Par ailleurs, un segment important de la philosophie japonaise avait en haut respect une telle éducation à l’attentivité, à l’intuitionnisme, au « mono no aware », au devenir du monde. Les bouddhistes pensaient également la chose. Elle est plus rare en Occident et peut se résumer assez vite par des penseurs du devenir tels que Héraclite, Nietzsche, Jankélévitch ou encore, justement, Bergson. Saisir l’intérêt de la pensée bergsonienne peut parfois revenir à assimiler les conséquences qu’ont tirées les doctrines japonaises d’une telle pratique. Si l’on comprenait, par exemple, le changement tel qu’il s’opère, « non seulement la philosophie y gagnerait, mais notre vie de tous les jours – je veux dire l’impression que les choses font sur nous et la réaction de notre intelligence, de notre sensibilité et de notre volonté sur les choses – en seraient peut-être transformées et comme transfigurées ».

+===+

Consigne donnée 1: Dans l'extrait fourni, qu'est-ce qui pourrait changer si l'on comprenait le changement tel qu'il s'opère ? Expliquez ce point en une à trois phrases.
Consigne donnée 2: Quels penseurs occidentaux du devenir l'extrait fourni cite-t-il ?

Matériel fourni:

+===+

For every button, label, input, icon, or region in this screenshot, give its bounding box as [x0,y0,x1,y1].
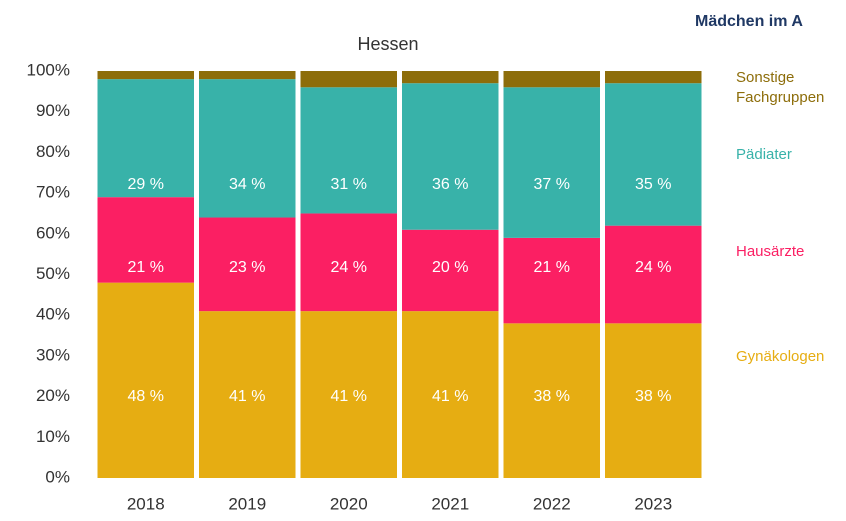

+===+

Réponse 1: La philosophie y gagnerait, et notre vie de tous les jours pourrait aussi en être transformée, voire transfigurée. L'extrait précise ce qu'il entend par là : l'impression que les choses font sur nous et la réaction de notre intelligence, de notre sensibilité et de notre volonté sur les choses.

Réponse 2: Héraclite, Nietzsche, Jankélévitch et Bergson.